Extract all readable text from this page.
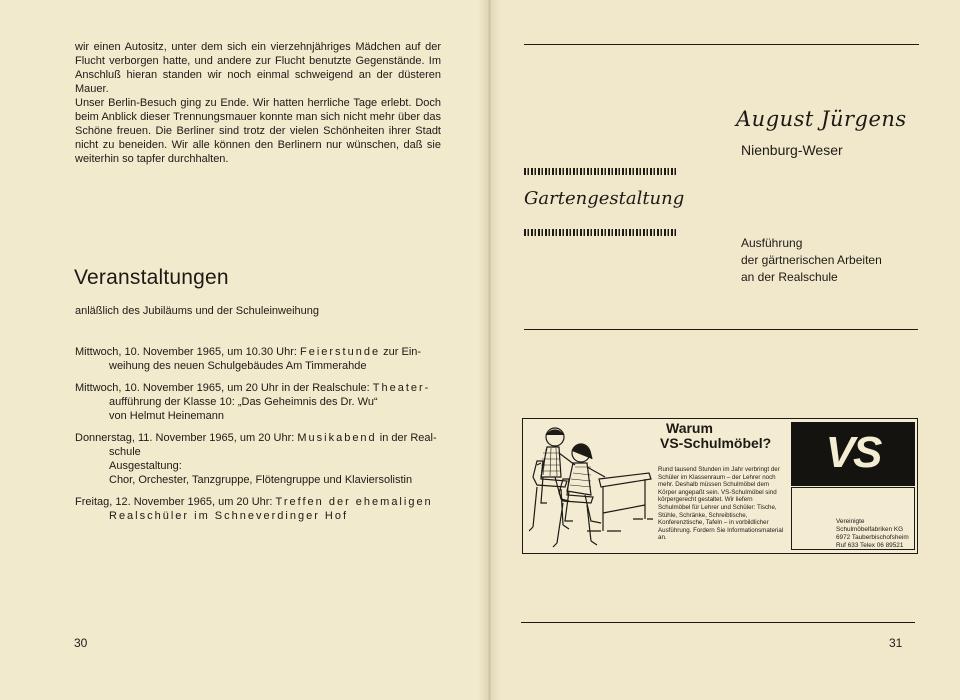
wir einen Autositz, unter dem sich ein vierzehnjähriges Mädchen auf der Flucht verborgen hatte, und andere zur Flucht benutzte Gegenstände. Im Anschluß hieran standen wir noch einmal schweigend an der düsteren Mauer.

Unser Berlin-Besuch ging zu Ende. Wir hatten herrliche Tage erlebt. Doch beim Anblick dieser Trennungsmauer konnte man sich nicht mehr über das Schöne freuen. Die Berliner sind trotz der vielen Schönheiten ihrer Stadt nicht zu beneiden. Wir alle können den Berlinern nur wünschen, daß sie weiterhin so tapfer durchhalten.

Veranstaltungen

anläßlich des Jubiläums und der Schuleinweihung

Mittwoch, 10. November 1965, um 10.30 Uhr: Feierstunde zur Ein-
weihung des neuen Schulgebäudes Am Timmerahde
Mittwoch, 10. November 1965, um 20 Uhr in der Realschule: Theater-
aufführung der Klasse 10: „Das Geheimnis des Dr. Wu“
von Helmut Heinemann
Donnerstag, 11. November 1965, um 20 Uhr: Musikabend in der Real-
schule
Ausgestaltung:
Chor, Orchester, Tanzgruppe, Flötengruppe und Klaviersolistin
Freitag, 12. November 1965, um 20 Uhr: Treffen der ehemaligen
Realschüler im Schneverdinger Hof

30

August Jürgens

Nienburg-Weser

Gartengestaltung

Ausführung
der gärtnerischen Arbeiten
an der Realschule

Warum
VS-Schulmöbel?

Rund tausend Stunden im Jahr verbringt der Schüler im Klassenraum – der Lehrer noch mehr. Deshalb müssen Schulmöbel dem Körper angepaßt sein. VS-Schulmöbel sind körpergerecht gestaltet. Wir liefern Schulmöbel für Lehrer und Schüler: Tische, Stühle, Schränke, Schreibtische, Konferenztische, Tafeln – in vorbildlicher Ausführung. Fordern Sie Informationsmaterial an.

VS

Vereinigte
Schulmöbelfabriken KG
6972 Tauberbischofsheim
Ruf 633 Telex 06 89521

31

▬▬▬▬▬▬

Exercise objective> Within the data above, pick out all lines holding the word "Ausführung".

Solution to the exercise>
Ausführung
Rund tausend Stunden im Jahr verbringt der Schüler im Klassenraum – der Lehrer noch mehr. Deshalb müssen Schulmöbel dem Körper angepaßt sein. VS-Schulmöbel sind körpergerecht gestaltet. Wir liefern Schulmöbel für Lehrer und Schüler: Tische, Stühle, Schränke, Schreibtische, Konferenztische, Tafeln – in vorbildlicher Ausführung. Fordern Sie Informationsmaterial an.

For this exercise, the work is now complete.